__THE INPUT__.
■ ■ ■ ■ ■ ■ ■

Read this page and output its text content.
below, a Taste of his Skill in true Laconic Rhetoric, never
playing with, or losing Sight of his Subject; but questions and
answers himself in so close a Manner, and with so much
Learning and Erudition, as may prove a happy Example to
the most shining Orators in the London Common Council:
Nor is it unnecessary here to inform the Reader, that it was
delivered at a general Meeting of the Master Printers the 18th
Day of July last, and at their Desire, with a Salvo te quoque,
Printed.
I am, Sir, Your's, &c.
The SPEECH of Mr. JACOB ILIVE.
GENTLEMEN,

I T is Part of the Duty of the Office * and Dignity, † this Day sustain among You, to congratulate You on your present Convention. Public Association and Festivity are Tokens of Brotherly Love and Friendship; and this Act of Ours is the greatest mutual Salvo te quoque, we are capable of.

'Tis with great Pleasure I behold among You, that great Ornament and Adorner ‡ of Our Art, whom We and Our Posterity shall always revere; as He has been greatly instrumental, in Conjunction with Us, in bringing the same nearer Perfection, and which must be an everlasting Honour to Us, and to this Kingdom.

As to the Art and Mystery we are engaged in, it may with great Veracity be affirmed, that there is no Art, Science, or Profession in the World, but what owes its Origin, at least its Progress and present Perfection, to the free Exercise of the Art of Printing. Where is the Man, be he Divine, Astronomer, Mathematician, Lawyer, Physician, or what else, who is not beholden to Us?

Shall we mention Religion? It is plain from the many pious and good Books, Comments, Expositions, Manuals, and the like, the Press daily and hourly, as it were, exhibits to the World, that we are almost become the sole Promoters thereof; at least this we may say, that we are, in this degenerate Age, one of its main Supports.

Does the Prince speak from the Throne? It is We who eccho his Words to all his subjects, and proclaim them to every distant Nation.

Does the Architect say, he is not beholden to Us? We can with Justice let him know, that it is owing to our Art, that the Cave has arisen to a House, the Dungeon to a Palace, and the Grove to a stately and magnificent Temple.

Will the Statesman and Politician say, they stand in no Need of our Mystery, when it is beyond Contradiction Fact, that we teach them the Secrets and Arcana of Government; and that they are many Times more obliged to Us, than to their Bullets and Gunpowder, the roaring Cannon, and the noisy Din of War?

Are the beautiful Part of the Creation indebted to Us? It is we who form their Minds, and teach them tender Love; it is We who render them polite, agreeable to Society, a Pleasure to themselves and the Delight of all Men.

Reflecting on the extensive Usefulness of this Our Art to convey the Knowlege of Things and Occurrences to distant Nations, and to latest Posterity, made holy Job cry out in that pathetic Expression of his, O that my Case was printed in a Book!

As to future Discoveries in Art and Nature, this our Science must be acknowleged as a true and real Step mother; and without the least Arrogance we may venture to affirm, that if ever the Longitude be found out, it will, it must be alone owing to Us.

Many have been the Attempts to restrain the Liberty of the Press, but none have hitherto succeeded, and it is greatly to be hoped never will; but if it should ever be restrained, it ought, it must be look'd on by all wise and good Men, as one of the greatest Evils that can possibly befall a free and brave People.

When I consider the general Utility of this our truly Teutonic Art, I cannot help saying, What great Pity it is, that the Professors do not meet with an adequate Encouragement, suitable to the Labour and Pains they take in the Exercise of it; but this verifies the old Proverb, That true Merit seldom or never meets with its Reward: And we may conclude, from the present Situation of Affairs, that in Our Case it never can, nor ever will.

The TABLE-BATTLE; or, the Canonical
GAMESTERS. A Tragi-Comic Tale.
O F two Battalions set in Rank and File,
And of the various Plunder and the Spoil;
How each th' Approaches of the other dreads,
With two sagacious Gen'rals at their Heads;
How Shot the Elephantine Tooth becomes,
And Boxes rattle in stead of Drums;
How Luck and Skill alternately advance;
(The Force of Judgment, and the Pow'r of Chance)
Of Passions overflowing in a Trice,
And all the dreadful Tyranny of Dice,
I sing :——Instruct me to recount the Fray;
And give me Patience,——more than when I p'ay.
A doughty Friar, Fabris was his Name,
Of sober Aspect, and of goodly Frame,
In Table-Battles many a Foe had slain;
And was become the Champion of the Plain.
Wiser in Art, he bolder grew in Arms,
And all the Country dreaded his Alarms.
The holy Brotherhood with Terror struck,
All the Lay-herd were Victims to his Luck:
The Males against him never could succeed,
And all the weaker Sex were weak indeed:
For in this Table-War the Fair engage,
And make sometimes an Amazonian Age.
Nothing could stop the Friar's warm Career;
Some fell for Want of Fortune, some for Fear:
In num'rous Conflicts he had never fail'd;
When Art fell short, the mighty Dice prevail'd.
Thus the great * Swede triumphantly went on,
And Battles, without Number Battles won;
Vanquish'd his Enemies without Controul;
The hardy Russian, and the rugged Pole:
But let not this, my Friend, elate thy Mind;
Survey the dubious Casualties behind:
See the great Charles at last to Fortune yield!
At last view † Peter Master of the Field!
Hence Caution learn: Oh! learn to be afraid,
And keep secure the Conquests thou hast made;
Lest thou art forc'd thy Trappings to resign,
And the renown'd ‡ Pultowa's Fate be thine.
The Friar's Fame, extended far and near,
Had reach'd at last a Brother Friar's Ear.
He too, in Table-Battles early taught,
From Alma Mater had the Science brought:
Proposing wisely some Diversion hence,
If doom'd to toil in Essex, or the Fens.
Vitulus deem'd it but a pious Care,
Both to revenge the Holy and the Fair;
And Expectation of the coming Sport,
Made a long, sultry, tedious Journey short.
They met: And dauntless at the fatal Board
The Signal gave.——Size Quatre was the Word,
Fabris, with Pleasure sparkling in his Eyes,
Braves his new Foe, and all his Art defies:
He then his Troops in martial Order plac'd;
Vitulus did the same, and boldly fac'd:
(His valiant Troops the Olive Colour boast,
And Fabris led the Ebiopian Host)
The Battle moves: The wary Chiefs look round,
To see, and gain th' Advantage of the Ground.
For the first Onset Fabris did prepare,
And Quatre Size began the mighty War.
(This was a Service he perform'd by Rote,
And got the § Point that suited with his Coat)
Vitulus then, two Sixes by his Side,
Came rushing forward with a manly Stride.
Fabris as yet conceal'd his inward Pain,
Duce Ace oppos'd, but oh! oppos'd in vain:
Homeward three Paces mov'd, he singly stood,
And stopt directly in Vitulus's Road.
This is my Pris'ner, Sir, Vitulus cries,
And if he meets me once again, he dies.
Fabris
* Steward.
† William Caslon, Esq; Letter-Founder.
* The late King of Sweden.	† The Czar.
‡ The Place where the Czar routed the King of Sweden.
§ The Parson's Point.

■ ■ ■ ■ ■ ■ ■

__PROBLEM REQUIREMENTS__. Every line of the material must be returned exactly as it appears.

__FULL SOLUTION__.
Read this page and output its text content.
below, a Taste of his Skill in true Laconic Rhetoric, never
playing with, or losing Sight of his Subject; but questions and
answers himself in so close a Manner, and with so much
Learning and Erudition, as may prove a happy Example to
the most shining Orators in the London Common Council:
Nor is it unnecessary here to inform the Reader, that it was
delivered at a general Meeting of the Master Printers the 18th
Day of July last, and at their Desire, with a Salvo te quoque,
Printed.
I am, Sir, Your's, &c.
The SPEECH of Mr. JACOB ILIVE.
GENTLEMEN,

I T is Part of the Duty of the Office * and Dignity, † this Day sustain among You, to congratulate You on your present Convention. Public Association and Festivity are Tokens of Brotherly Love and Friendship; and this Act of Ours is the greatest mutual Salvo te quoque, we are capable of.

'Tis with great Pleasure I behold among You, that great Ornament and Adorner ‡ of Our Art, whom We and Our Posterity shall always revere; as He has been greatly instrumental, in Conjunction with Us, in bringing the same nearer Perfection, and which must be an everlasting Honour to Us, and to this Kingdom.

As to the Art and Mystery we are engaged in, it may with great Veracity be affirmed, that there is no Art, Science, or Profession in the World, but what owes its Origin, at least its Progress and present Perfection, to the free Exercise of the Art of Printing. Where is the Man, be he Divine, Astronomer, Mathematician, Lawyer, Physician, or what else, who is not beholden to Us?

Shall we mention Religion? It is plain from the many pious and good Books, Comments, Expositions, Manuals, and the like, the Press daily and hourly, as it were, exhibits to the World, that we are almost become the sole Promoters thereof; at least this we may say, that we are, in this degenerate Age, one of its main Supports.

Does the Prince speak from the Throne? It is We who eccho his Words to all his subjects, and proclaim them to every distant Nation.

Does the Architect say, he is not beholden to Us? We can with Justice let him know, that it is owing to our Art, that the Cave has arisen to a House, the Dungeon to a Palace, and the Grove to a stately and magnificent Temple.

Will the Statesman and Politician say, they stand in no Need of our Mystery, when it is beyond Contradiction Fact, that we teach them the Secrets and Arcana of Government; and that they are many Times more obliged to Us, than to their Bullets and Gunpowder, the roaring Cannon, and the noisy Din of War?

Are the beautiful Part of the Creation indebted to Us? It is we who form their Minds, and teach them tender Love; it is We who render them polite, agreeable to Society, a Pleasure to themselves and the Delight of all Men.

Reflecting on the extensive Usefulness of this Our Art to convey the Knowlege of Things and Occurrences to distant Nations, and to latest Posterity, made holy Job cry out in that pathetic Expression of his, O that my Case was printed in a Book!

As to future Discoveries in Art and Nature, this our Science must be acknowleged as a true and real Step mother; and without the least Arrogance we may venture to affirm, that if ever the Longitude be found out, it will, it must be alone owing to Us.

Many have been the Attempts to restrain the Liberty of the Press, but none have hitherto succeeded, and it is greatly to be hoped never will; but if it should ever be restrained, it ought, it must be look'd on by all wise and good Men, as one of the greatest Evils that can possibly befall a free and brave People.

When I consider the general Utility of this our truly Teutonic Art, I cannot help saying, What great Pity it is, that the Professors do not meet with an adequate Encouragement, suitable to the Labour and Pains they take in the Exercise of it; but this verifies the old Proverb, That true Merit seldom or never meets with its Reward: And we may conclude, from the present Situation of Affairs, that in Our Case it never can, nor ever will.

The TABLE-BATTLE; or, the Canonical
GAMESTERS. A Tragi-Comic Tale.
O F two Battalions set in Rank and File,
And of the various Plunder and the Spoil;
How each th' Approaches of the other dreads,
With two sagacious Gen'rals at their Heads;
How Shot the Elephantine Tooth becomes,
And Boxes rattle in stead of Drums;
How Luck and Skill alternately advance;
(The Force of Judgment, and the Pow'r of Chance)
Of Passions overflowing in a Trice,
And all the dreadful Tyranny of Dice,
I sing :——Instruct me to recount the Fray;
And give me Patience,——more than when I p'ay.
A doughty Friar, Fabris was his Name,
Of sober Aspect, and of goodly Frame,
In Table-Battles many a Foe had slain;
And was become the Champion of the Plain.
Wiser in Art, he bolder grew in Arms,
And all the Country dreaded his Alarms.
The holy Brotherhood with Terror struck,
All the Lay-herd were Victims to his Luck:
The Males against him never could succeed,
And all the weaker Sex were weak indeed:
For in this Table-War the Fair engage,
And make sometimes an Amazonian Age.
Nothing could stop the Friar's warm Career;
Some fell for Want of Fortune, some for Fear:
In num'rous Conflicts he had never fail'd;
When Art fell short, the mighty Dice prevail'd.
Thus the great * Swede triumphantly went on,
And Battles, without Number Battles won;
Vanquish'd his Enemies without Controul;
The hardy Russian, and the rugged Pole:
But let not this, my Friend, elate thy Mind;
Survey the dubious Casualties behind:
See the great Charles at last to Fortune yield!
At last view † Peter Master of the Field!
Hence Caution learn: Oh! learn to be afraid,
And keep secure the Conquests thou hast made;
Lest thou art forc'd thy Trappings to resign,
And the renown'd ‡ Pultowa's Fate be thine.
The Friar's Fame, extended far and near,
Had reach'd at last a Brother Friar's Ear.
He too, in Table-Battles early taught,
From Alma Mater had the Science brought:
Proposing wisely some Diversion hence,
If doom'd to toil in Essex, or the Fens.
Vitulus deem'd it but a pious Care,
Both to revenge the Holy and the Fair;
And Expectation of the coming Sport,
Made a long, sultry, tedious Journey short.
They met: And dauntless at the fatal Board
The Signal gave.——Size Quatre was the Word,
Fabris, with Pleasure sparkling in his Eyes,
Braves his new Foe, and all his Art defies:
He then his Troops in martial Order plac'd;
Vitulus did the same, and boldly fac'd:
(His valiant Troops the Olive Colour boast,
And Fabris led the Ebiopian Host)
The Battle moves: The wary Chiefs look round,
To see, and gain th' Advantage of the Ground.
For the first Onset Fabris did prepare,
And Quatre Size began the mighty War.
(This was a Service he perform'd by Rote,
And got the § Point that suited with his Coat)
Vitulus then, two Sixes by his Side,
Came rushing forward with a manly Stride.
Fabris as yet conceal'd his inward Pain,
Duce Ace oppos'd, but oh! oppos'd in vain:
Homeward three Paces mov'd, he singly stood,
And stopt directly in Vitulus's Road.
This is my Pris'ner, Sir, Vitulus cries,
And if he meets me once again, he dies.
Fabris
* Steward.
† William Caslon, Esq; Letter-Founder.
* The late King of Sweden.	† The Czar.
‡ The Place where the Czar routed the King of Sweden.
§ The Parson's Point.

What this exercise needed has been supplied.